# Brief:
Identify the lines containing the word "RINGGENBERG". Copy each one.

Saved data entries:
····················
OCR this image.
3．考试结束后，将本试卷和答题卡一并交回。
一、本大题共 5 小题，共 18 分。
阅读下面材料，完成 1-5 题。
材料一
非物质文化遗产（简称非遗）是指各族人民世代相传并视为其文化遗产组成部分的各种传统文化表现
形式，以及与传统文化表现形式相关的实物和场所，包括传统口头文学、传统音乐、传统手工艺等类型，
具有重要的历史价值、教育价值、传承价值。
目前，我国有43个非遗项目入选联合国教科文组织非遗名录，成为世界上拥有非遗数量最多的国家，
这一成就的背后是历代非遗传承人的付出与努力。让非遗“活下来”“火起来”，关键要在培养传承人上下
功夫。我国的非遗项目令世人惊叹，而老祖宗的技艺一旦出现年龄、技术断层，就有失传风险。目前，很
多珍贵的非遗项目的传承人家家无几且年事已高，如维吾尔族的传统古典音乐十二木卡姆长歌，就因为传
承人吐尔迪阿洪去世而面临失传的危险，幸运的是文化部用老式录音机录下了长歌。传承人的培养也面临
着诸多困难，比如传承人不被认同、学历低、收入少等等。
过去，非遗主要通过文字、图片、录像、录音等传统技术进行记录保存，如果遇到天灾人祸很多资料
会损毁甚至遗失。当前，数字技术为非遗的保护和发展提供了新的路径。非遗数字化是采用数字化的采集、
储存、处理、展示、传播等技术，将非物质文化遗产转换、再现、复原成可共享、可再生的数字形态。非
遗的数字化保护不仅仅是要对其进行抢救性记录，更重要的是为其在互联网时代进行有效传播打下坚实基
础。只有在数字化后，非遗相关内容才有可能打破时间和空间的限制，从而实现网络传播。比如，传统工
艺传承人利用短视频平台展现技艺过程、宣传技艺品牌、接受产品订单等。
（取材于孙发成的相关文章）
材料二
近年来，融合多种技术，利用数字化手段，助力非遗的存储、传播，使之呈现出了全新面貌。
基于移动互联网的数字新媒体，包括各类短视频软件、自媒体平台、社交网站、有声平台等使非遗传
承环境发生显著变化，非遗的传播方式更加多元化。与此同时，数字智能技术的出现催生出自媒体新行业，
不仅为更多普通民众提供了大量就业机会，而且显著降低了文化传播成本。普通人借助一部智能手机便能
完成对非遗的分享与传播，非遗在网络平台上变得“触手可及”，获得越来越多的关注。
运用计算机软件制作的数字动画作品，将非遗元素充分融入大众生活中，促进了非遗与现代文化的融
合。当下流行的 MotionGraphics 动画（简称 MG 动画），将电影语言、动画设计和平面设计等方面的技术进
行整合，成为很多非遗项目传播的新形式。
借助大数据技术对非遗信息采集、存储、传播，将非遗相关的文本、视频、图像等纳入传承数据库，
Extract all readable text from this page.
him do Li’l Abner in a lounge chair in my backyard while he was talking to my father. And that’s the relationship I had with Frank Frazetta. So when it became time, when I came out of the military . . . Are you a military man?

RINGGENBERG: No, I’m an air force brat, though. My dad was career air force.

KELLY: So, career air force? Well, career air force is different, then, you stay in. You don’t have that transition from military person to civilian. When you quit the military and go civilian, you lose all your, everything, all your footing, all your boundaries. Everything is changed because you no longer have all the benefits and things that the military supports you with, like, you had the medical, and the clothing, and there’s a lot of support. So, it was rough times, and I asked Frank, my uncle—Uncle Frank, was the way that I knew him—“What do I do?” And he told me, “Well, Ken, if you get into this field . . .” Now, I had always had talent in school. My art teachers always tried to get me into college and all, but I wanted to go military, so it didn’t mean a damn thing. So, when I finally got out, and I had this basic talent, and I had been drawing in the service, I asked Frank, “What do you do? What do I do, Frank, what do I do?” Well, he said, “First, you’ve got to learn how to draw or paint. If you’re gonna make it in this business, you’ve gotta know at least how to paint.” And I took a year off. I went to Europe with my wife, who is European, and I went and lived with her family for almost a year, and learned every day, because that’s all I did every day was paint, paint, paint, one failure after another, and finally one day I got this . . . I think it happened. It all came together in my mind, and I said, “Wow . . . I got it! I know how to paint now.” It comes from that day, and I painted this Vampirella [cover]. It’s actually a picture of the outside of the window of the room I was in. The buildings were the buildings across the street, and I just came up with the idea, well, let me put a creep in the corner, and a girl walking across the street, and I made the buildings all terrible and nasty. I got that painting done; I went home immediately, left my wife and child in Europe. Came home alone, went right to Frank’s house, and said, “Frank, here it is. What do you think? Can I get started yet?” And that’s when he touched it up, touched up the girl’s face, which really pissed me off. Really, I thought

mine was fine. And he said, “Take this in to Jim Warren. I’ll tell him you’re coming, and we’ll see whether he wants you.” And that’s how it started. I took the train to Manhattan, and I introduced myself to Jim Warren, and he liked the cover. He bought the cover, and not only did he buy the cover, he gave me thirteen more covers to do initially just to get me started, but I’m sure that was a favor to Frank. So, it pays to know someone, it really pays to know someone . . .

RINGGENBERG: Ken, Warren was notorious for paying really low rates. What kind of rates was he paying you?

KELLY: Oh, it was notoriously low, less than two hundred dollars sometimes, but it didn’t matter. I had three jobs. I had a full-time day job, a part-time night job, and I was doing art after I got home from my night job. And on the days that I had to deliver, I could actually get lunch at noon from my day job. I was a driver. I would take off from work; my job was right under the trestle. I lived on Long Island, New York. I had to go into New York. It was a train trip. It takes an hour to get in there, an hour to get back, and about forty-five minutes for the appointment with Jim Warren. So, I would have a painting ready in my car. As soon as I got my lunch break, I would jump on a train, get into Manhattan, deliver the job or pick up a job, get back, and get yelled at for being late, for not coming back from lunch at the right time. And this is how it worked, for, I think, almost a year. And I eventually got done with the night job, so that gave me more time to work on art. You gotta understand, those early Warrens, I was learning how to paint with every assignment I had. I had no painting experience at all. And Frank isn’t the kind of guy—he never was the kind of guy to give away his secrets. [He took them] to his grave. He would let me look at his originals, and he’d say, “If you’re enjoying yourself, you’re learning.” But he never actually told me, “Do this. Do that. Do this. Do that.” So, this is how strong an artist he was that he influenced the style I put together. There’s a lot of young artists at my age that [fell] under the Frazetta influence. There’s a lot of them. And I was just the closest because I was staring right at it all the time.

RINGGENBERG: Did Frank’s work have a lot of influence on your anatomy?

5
····················
# Task result:
RINGGENBERG: No, I’m an air force brat, though. My dad was career air force.
RINGGENBERG: Ken, Warren was notorious for paying really low rates. What kind of rates was he paying you?
RINGGENBERG: Did Frank’s work have a lot of influence on your anatomy?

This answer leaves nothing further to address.